┌──
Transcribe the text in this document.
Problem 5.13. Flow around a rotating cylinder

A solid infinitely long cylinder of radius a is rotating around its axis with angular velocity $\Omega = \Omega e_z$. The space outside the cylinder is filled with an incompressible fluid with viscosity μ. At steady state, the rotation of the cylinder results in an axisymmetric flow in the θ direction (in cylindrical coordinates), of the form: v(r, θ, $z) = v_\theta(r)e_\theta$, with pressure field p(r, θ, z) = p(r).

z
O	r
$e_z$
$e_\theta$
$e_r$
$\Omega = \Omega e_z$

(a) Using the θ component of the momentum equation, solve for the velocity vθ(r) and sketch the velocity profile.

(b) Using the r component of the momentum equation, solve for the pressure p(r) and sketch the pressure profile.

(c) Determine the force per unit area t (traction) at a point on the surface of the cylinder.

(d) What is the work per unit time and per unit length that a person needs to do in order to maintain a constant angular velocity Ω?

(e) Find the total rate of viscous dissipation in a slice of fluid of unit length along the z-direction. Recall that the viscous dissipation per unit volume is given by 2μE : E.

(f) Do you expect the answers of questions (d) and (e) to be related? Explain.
└──
Make an exact copy of the data above.

◆ **Solution to the exercise**
Transcribe the text in this document.
Problem 5.13. Flow around a rotating cylinder

A solid infinitely long cylinder of radius a is rotating around its axis with angular velocity $\Omega = \Omega e_z$. The space outside the cylinder is filled with an incompressible fluid with viscosity μ. At steady state, the rotation of the cylinder results in an axisymmetric flow in the θ direction (in cylindrical coordinates), of the form: v(r, θ, $z) = v_\theta(r)e_\theta$, with pressure field p(r, θ, z) = p(r).

z
O	r
$e_z$
$e_\theta$
$e_r$
$\Omega = \Omega e_z$

(a) Using the θ component of the momentum equation, solve for the velocity vθ(r) and sketch the velocity profile.

(b) Using the r component of the momentum equation, solve for the pressure p(r) and sketch the pressure profile.

(c) Determine the force per unit area t (traction) at a point on the surface of the cylinder.

(d) What is the work per unit time and per unit length that a person needs to do in order to maintain a constant angular velocity Ω?

(e) Find the total rate of viscous dissipation in a slice of fluid of unit length along the z-direction. Recall that the viscous dissipation per unit volume is given by 2μE : E.

(f) Do you expect the answers of questions (d) and (e) to be related? Explain.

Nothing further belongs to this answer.